:: Data in this exercise ::

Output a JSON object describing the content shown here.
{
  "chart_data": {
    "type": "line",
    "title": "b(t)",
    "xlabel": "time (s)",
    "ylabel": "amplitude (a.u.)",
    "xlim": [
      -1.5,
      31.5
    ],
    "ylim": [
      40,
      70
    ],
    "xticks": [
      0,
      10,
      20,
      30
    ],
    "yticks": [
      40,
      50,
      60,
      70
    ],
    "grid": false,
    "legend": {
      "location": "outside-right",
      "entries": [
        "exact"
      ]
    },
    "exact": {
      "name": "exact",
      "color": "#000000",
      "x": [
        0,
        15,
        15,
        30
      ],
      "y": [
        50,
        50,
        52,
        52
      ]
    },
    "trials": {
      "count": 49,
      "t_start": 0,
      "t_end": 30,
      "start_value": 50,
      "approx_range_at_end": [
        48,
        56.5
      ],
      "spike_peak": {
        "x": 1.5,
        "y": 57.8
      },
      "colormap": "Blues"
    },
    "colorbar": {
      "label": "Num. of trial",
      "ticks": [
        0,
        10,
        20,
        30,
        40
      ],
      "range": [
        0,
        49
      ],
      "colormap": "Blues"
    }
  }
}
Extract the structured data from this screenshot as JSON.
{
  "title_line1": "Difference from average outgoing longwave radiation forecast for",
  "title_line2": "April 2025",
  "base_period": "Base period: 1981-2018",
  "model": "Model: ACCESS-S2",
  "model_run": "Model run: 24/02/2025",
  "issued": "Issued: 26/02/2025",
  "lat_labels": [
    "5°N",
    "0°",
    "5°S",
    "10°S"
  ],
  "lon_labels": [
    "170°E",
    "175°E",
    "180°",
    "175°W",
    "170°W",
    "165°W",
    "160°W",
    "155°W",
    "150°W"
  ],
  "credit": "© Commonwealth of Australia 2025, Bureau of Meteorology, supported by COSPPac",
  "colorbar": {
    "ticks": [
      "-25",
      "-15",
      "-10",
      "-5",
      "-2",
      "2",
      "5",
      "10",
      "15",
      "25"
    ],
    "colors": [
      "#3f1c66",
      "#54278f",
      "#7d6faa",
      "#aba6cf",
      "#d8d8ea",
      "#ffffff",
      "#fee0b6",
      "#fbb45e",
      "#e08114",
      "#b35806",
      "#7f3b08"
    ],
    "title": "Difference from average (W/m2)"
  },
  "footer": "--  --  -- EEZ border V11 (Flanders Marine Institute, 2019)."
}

:: Problem details ::
Above are the records; retype every one exactly.

:: Exercise solution ::
Output a JSON object describing the content shown here.
{
  "chart_data": {
    "type": "line",
    "title": "b(t)",
    "xlabel": "time (s)",
    "ylabel": "amplitude (a.u.)",
    "xlim": [
      -1.5,
      31.5
    ],
    "ylim": [
      40,
      70
    ],
    "xticks": [
      0,
      10,
      20,
      30
    ],
    "yticks": [
      40,
      50,
      60,
      70
    ],
    "grid": false,
    "legend": {
      "location": "outside-right",
      "entries": [
        "exact"
      ]
    },
    "exact": {
      "name": "exact",
      "color": "#000000",
      "x": [
        0,
        15,
        15,
        30
      ],
      "y": [
        50,
        50,
        52,
        52
      ]
    },
    "trials": {
      "count": 49,
      "t_start": 0,
      "t_end": 30,
      "start_value": 50,
      "approx_range_at_end": [
        48,
        56.5
      ],
      "spike_peak": {
        "x": 1.5,
        "y": 57.8
      },
      "colormap": "Blues"
    },
    "colorbar": {
      "label": "Num. of trial",
      "ticks": [
        0,
        10,
        20,
        30,
        40
      ],
      "range": [
        0,
        49
      ],
      "colormap": "Blues"
    }
  }
}
Extract the structured data from this screenshot as JSON.
{
  "title_line1": "Difference from average outgoing longwave radiation forecast for",
  "title_line2": "April 2025",
  "base_period": "Base period: 1981-2018",
  "model": "Model: ACCESS-S2",
  "model_run": "Model run: 24/02/2025",
  "issued": "Issued: 26/02/2025",
  "lat_labels": [
    "5°N",
    "0°",
    "5°S",
    "10°S"
  ],
  "lon_labels": [
    "170°E",
    "175°E",
    "180°",
    "175°W",
    "170°W",
    "165°W",
    "160°W",
    "155°W",
    "150°W"
  ],
  "credit": "© Commonwealth of Australia 2025, Bureau of Meteorology, supported by COSPPac",
  "colorbar": {
    "ticks": [
      "-25",
      "-15",
      "-10",
      "-5",
      "-2",
      "2",
      "5",
      "10",
      "15",
      "25"
    ],
    "colors": [
      "#3f1c66",
      "#54278f",
      "#7d6faa",
      "#aba6cf",
      "#d8d8ea",
      "#ffffff",
      "#fee0b6",
      "#fbb45e",
      "#e08114",
      "#b35806",
      "#7f3b08"
    ],
    "title": "Difference from average (W/m2)"
  },
  "footer": "--  --  -- EEZ border V11 (Flanders Marine Institute, 2019)."
}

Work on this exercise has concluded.